> [Problem details]
Identify the lines that include the word "politiche", then copy all of them.

(Data items)
■ ■ ■ ■

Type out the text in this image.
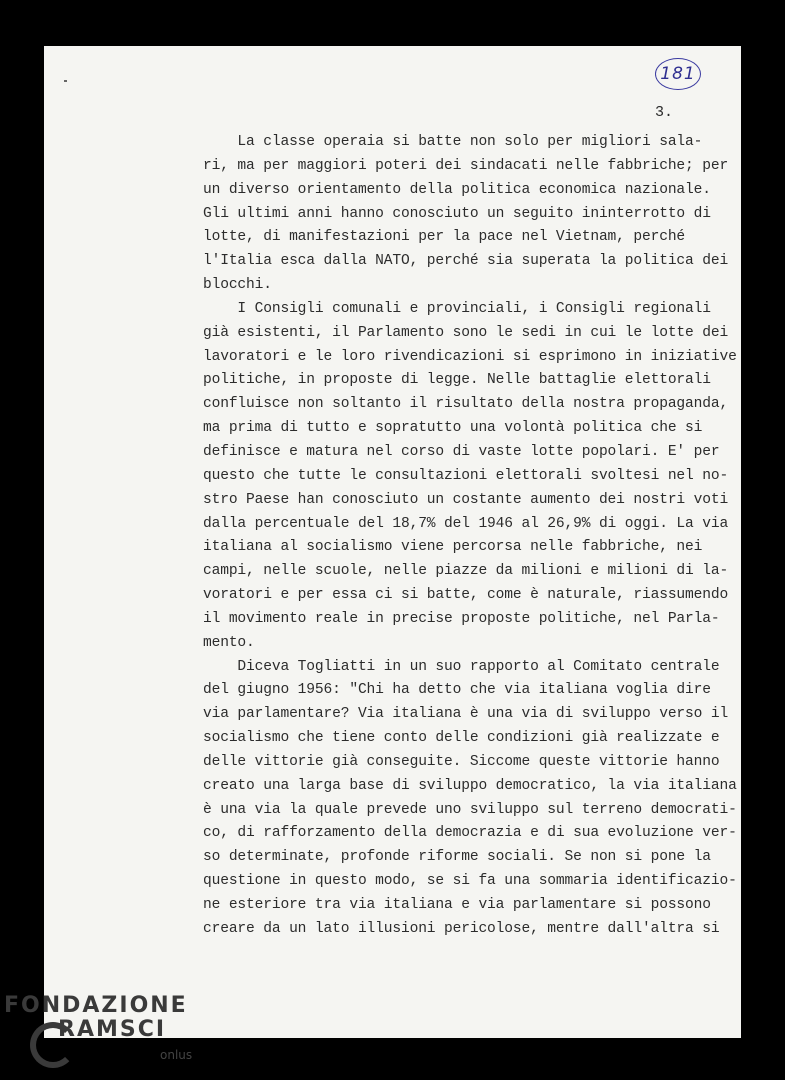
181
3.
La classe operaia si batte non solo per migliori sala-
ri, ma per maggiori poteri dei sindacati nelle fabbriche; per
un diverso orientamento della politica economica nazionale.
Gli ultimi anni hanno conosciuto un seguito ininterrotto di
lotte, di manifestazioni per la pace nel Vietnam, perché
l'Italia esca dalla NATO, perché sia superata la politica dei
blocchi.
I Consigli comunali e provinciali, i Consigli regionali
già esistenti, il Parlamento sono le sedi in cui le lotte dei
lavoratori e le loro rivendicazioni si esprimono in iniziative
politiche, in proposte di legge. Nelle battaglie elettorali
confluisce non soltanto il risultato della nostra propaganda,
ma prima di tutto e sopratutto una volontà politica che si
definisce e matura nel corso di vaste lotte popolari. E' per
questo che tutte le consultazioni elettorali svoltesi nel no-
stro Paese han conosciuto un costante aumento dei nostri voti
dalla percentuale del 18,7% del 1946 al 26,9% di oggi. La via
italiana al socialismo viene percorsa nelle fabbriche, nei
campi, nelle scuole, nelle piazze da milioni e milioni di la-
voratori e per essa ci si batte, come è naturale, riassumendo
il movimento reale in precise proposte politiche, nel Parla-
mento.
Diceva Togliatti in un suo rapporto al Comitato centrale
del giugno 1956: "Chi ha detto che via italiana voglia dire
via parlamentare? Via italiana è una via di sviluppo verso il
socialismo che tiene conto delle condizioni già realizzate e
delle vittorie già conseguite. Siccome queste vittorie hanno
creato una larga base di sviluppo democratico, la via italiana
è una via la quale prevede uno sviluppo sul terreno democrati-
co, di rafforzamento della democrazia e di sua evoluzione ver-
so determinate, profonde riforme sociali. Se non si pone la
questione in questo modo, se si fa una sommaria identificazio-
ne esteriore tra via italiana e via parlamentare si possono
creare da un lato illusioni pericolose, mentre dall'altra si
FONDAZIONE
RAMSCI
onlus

■ ■ ■ ■

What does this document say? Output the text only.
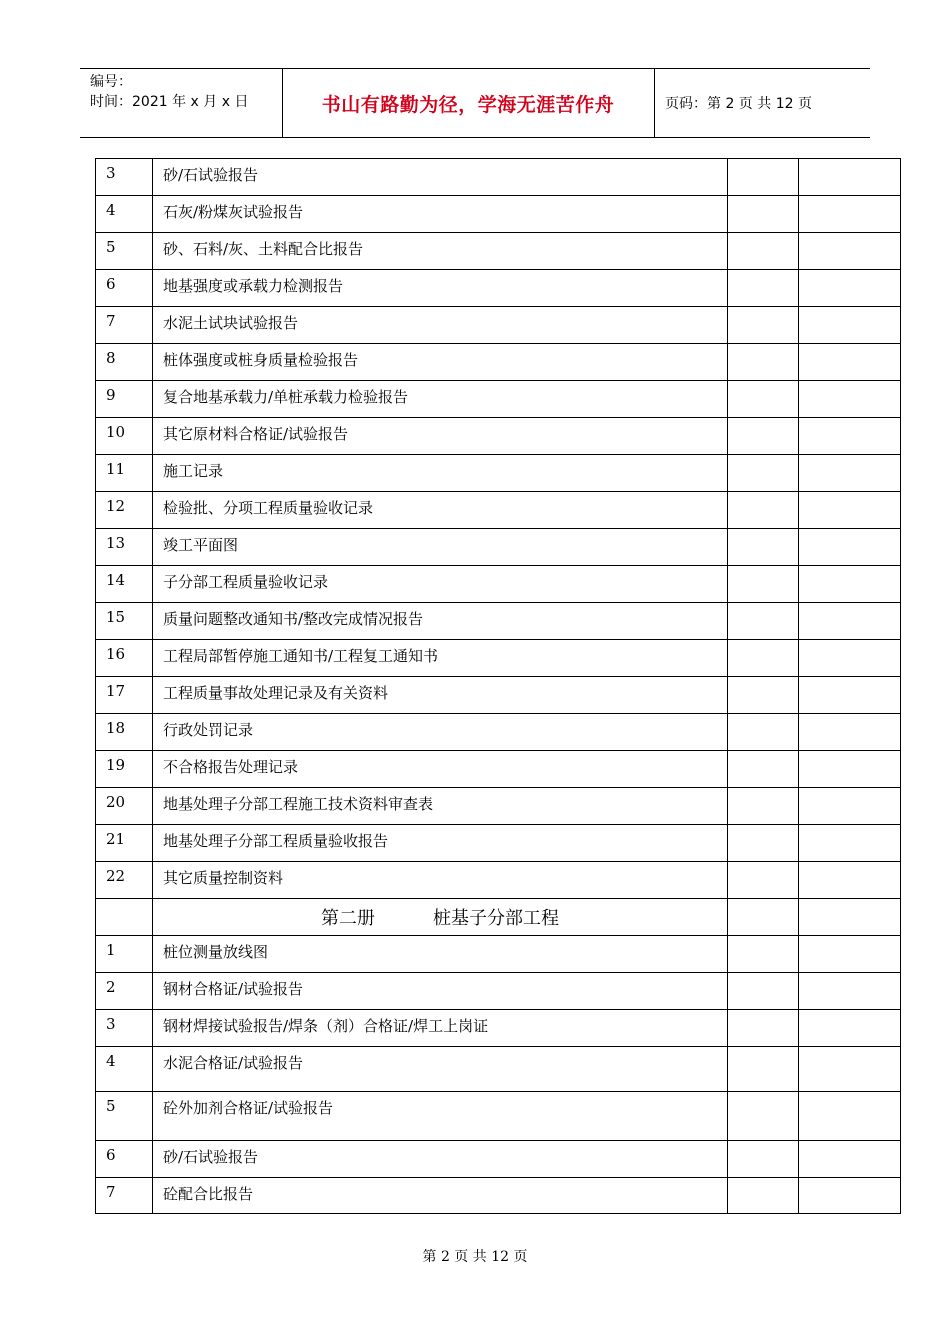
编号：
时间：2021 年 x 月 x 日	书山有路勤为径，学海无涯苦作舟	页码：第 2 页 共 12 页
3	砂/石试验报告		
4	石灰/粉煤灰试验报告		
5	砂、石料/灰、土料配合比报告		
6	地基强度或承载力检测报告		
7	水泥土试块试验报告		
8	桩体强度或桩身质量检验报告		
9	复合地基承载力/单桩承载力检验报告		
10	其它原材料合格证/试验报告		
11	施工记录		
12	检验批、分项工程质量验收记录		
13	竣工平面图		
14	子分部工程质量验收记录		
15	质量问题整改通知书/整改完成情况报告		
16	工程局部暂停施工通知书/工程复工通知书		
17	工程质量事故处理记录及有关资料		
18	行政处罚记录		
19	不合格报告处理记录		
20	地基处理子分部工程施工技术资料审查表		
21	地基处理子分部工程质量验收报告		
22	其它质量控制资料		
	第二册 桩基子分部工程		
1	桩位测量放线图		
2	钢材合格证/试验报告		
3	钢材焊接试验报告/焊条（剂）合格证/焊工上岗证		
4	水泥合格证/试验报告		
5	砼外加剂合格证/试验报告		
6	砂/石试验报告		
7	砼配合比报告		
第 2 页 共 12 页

■ ■ ■ ■

> [Output for this exercise]
politiche, in proposte di legge. Nelle battaglie elettorali
il movimento reale in precise proposte politiche, nel Parla-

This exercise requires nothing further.